New Hampshire is next. Iowa - done. And subsidies that have long been important to Iowa might also be done. Ted Cruz's victory there is raising questions about an Iowa industry that's long-held sway over presidential candidates. Iowa Public Radio's Clay Masters reports.

CLAY MASTERS, BYLINE: That industry is ethanol. Iowa is the top producer of it in the country. The industry spent millions of dollars against Ted Cruz. That's because he did not support a federal requirement to blend ethanol into the nation's gasoline supply.

(SOUNDBITE OF ARCHIVED RECORDING)

UNIDENTIFIED WOMAN: Senator Cruz is fighting in Congress to end the renewable fuel standard, hurting farmers and costing thousands of Iowans their jobs.

MASTERS: Cruz told Iowa Public Radio late last year he favors getting rid of all energy subsidies and mandates.

(SOUNDBITE OF ARCHIVED RECORDING)

TED CRUZ: I don't think we should have Washington picking winners and losers, that when you have politicians putting in place a mandate, what it ends up doing is empowering those politicians. And so I believe we should phase out the ethanol mandate, and I've introduced legislation to do that.

TERRY BRANSTAD: The only winner that's been chosen is oil, and they've been chosen for a hundred years because they're getting all kinds of subsidies.

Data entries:
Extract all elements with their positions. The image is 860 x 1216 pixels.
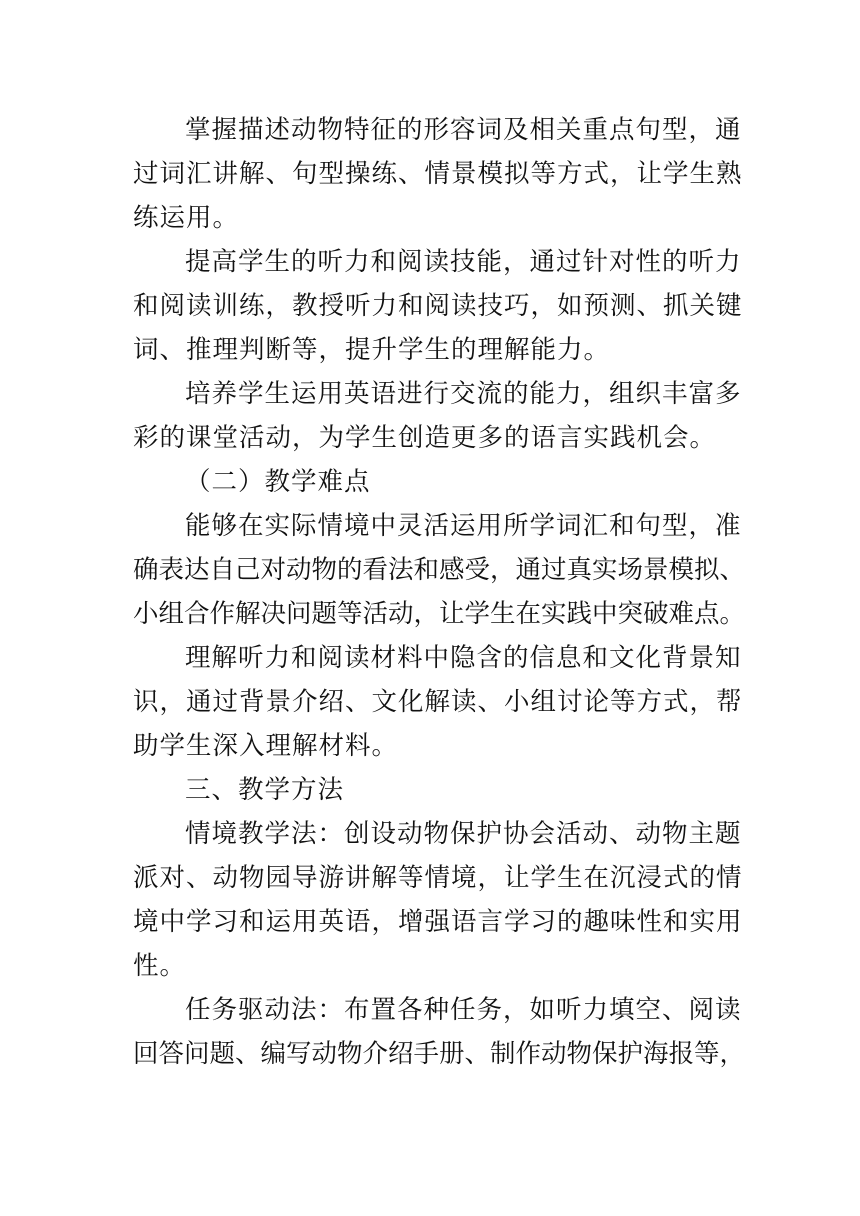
text-line: 境中学习和运用英语，增强语言学习的趣味性和实用 [133, 907, 743, 937]
text-line: 彩的课堂活动，为学生创造更多的语言实践机会。 [133, 423, 717, 453]
heading-line: （二）教学难点 [185, 467, 371, 497]
text-line: 识，通过背景介绍、文化解读、小组讨论等方式，帮 [133, 687, 743, 717]
text-line: 练运用。 [133, 203, 240, 233]
paragraph-key-sentences [133, 108, 743, 240]
text-line: 性。 [133, 951, 187, 981]
text-line: 任务驱动法：布置各种任务，如听力填空、阅读 [185, 995, 742, 1025]
text-line: 掌握描述动物特征的形容词及相关重点句型，通 [185, 115, 742, 145]
text-line: 派对、动物园导游讲解等情境，让学生在沉浸式的情 [133, 863, 743, 893]
paragraph-communication [133, 372, 742, 460]
paragraph-flexible-use [133, 504, 746, 636]
text-line: 能够在实际情境中灵活运用所学词汇和句型，准 [185, 511, 742, 541]
section-heading-methods [133, 768, 731, 812]
text-line: 词、推理判断等，提升学生的理解能力。 [133, 335, 611, 365]
text-line: 培养学生运用英语进行交流的能力，组织丰富多 [185, 379, 742, 409]
paragraph-task-driven [133, 988, 746, 1076]
text-line: 回答问题、编写动物介绍手册、制作动物保护海报等， [133, 1039, 746, 1069]
text-line: 情境教学法：创设动物保护协会活动、动物主题 [185, 819, 742, 849]
paragraph-situational-teaching [133, 812, 743, 988]
section-heading-difficulties [133, 460, 731, 504]
text-line: 小组合作解决问题等活动，让学生在实践中突破难点。 [133, 599, 746, 629]
heading-line: 三、教学方法 [185, 775, 345, 805]
text-line: 和阅读训练，教授听力和阅读技巧，如预测、抓关键 [133, 291, 743, 321]
text-line: 确表达自己对动物的看法和感受，通过真实场景模拟、 [133, 555, 746, 585]
document-body [133, 108, 746, 1076]
text-line: 助学生深入理解材料。 [133, 731, 399, 761]
text-line: 提高学生的听力和阅读技能，通过针对性的听力 [185, 247, 742, 277]
paragraph-listening-reading [133, 240, 743, 372]
paragraph-hidden-info [133, 636, 743, 768]
text-line: 理解听力和阅读材料中隐含的信息和文化背景知 [185, 643, 742, 673]
text-line: 过词汇讲解、句型操练、情景模拟等方式，让学生熟 [133, 159, 743, 189]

**PARTS OF THE EXERCISE**
1 - According to the ethanol report, which state is the top producer of ethanol in the country?
2 - Who are all the people identified by name or description as speakers in the ethanol report?
3 - Output the stretch of the ethanol report from "MASTERS: Cruz told" through "kinds of subsidies.", word for word.

**IN RESPONSE**
1 - Iowa

2 - Clay Masters, an unidentified woman, Ted Cruz, Terry Branstad

3 -
MASTERS: Cruz told Iowa Public Radio late last year he favors getting rid of all energy subsidies and mandates.

(SOUNDBITE OF ARCHIVED RECORDING)

TED CRUZ: I don't think we should have Washington picking winners and losers, that when you have politicians putting in place a mandate, what it ends up doing is empowering those politicians. And so I believe we should phase out the ethanol mandate, and I've introduced legislation to do that.

TERRY BRANSTAD: The only winner that's been chosen is oil, and they've been chosen for a hundred years because they're getting all kinds of subsidies.